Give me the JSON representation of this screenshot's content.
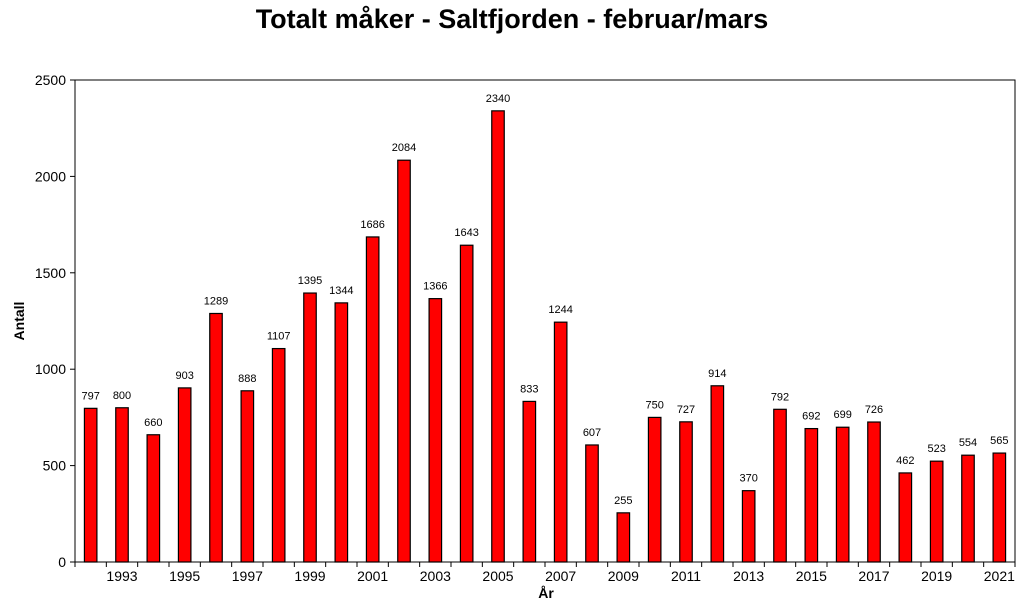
{
  "chart_data": {
    "type": "bar",
    "title": "Totalt måker - Saltfjorden - februar/mars",
    "xlabel": "År",
    "ylabel": "Antall",
    "ylim": [
      0,
      2500
    ],
    "yticks": [
      0,
      500,
      1000,
      1500,
      2000,
      2500
    ],
    "categories": [
      "1992",
      "1993",
      "1994",
      "1995",
      "1996",
      "1997",
      "1998",
      "1999",
      "2000",
      "2001",
      "2002",
      "2003",
      "2004",
      "2005",
      "2006",
      "2007",
      "2008",
      "2009",
      "2010",
      "2011",
      "2012",
      "2013",
      "2014",
      "2015",
      "2016",
      "2017",
      "2018",
      "2019",
      "2020",
      "2021"
    ],
    "xtick_labels": [
      "1993",
      "1995",
      "1997",
      "1999",
      "2001",
      "2003",
      "2005",
      "2007",
      "2009",
      "2011",
      "2013",
      "2015",
      "2017",
      "2019",
      "2021"
    ],
    "values": [
      797,
      800,
      660,
      903,
      1289,
      888,
      1107,
      1395,
      1344,
      1686,
      2084,
      1366,
      1643,
      2340,
      833,
      1244,
      607,
      255,
      750,
      727,
      914,
      370,
      792,
      692,
      699,
      726,
      462,
      523,
      554,
      565
    ],
    "bar_color": "#ff0000",
    "grid": false,
    "legend": "none"
  }
}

**What is expected:** Give back the entries verbatim. Do not include any picture.

**Exercise solution:**
Give me the JSON representation of this screenshot's content.
{
  "chart_data": {
    "type": "bar",
    "title": "Totalt måker - Saltfjorden - februar/mars",
    "xlabel": "År",
    "ylabel": "Antall",
    "ylim": [
      0,
      2500
    ],
    "yticks": [
      0,
      500,
      1000,
      1500,
      2000,
      2500
    ],
    "categories": [
      "1992",
      "1993",
      "1994",
      "1995",
      "1996",
      "1997",
      "1998",
      "1999",
      "2000",
      "2001",
      "2002",
      "2003",
      "2004",
      "2005",
      "2006",
      "2007",
      "2008",
      "2009",
      "2010",
      "2011",
      "2012",
      "2013",
      "2014",
      "2015",
      "2016",
      "2017",
      "2018",
      "2019",
      "2020",
      "2021"
    ],
    "xtick_labels": [
      "1993",
      "1995",
      "1997",
      "1999",
      "2001",
      "2003",
      "2005",
      "2007",
      "2009",
      "2011",
      "2013",
      "2015",
      "2017",
      "2019",
      "2021"
    ],
    "values": [
      797,
      800,
      660,
      903,
      1289,
      888,
      1107,
      1395,
      1344,
      1686,
      2084,
      1366,
      1643,
      2340,
      833,
      1244,
      607,
      255,
      750,
      727,
      914,
      370,
      792,
      692,
      699,
      726,
      462,
      523,
      554,
      565
    ],
    "bar_color": "#ff0000",
    "grid": false,
    "legend": "none"
  }
}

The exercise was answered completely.